- TASK REQUIREMENTS
Among the entries below, count the lines that contain the word "Trapezoidal". Write down only the total.
"""
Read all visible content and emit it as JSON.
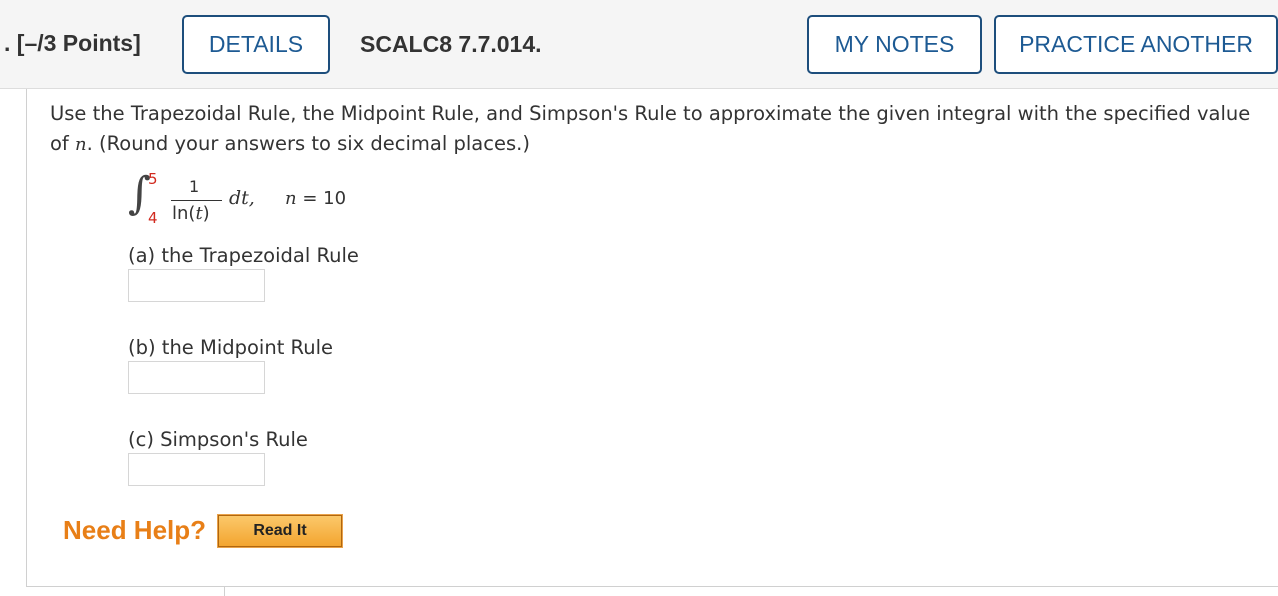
{
  "header": {
    "points": ". [–/3 Points]",
    "details_label": "DETAILS",
    "question_id": "SCALC8 7.7.014.",
    "my_notes_label": "MY NOTES",
    "practice_another_label": "PRACTICE ANOTHER"
  },
  "question": {
    "prompt_part1": "Use the Trapezoidal Rule, the Midpoint Rule, and Simpson's Rule to approximate the given integral with the specified value of ",
    "prompt_var": "n",
    "prompt_part2": ". (Round your answers to six decimal places.)",
    "formula": {
      "upper_limit": "5",
      "lower_limit": "4",
      "numerator": "1",
      "denominator_fn": "ln(",
      "denominator_var": "t",
      "denominator_close": ")",
      "differential": "dt,",
      "n_var": "n",
      "n_value": " = 10"
    },
    "parts": [
      {
        "label": "(a) the Trapezoidal Rule",
        "value": ""
      },
      {
        "label": "(b) the Midpoint Rule",
        "value": ""
      },
      {
        "label": "(c) Simpson's Rule",
        "value": ""
      }
    ]
  },
  "help": {
    "need_help_label": "Need Help?",
    "read_it_label": "Read It"
  },
  "colors": {
    "button_border": "#1d4e7c",
    "button_text": "#1d5a93",
    "limit_red": "#d12a1f",
    "help_orange": "#e87f17",
    "read_it_fill": "#f3a530"
  }
}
"""
- SOLUTION FOR THIS PROBLEM
2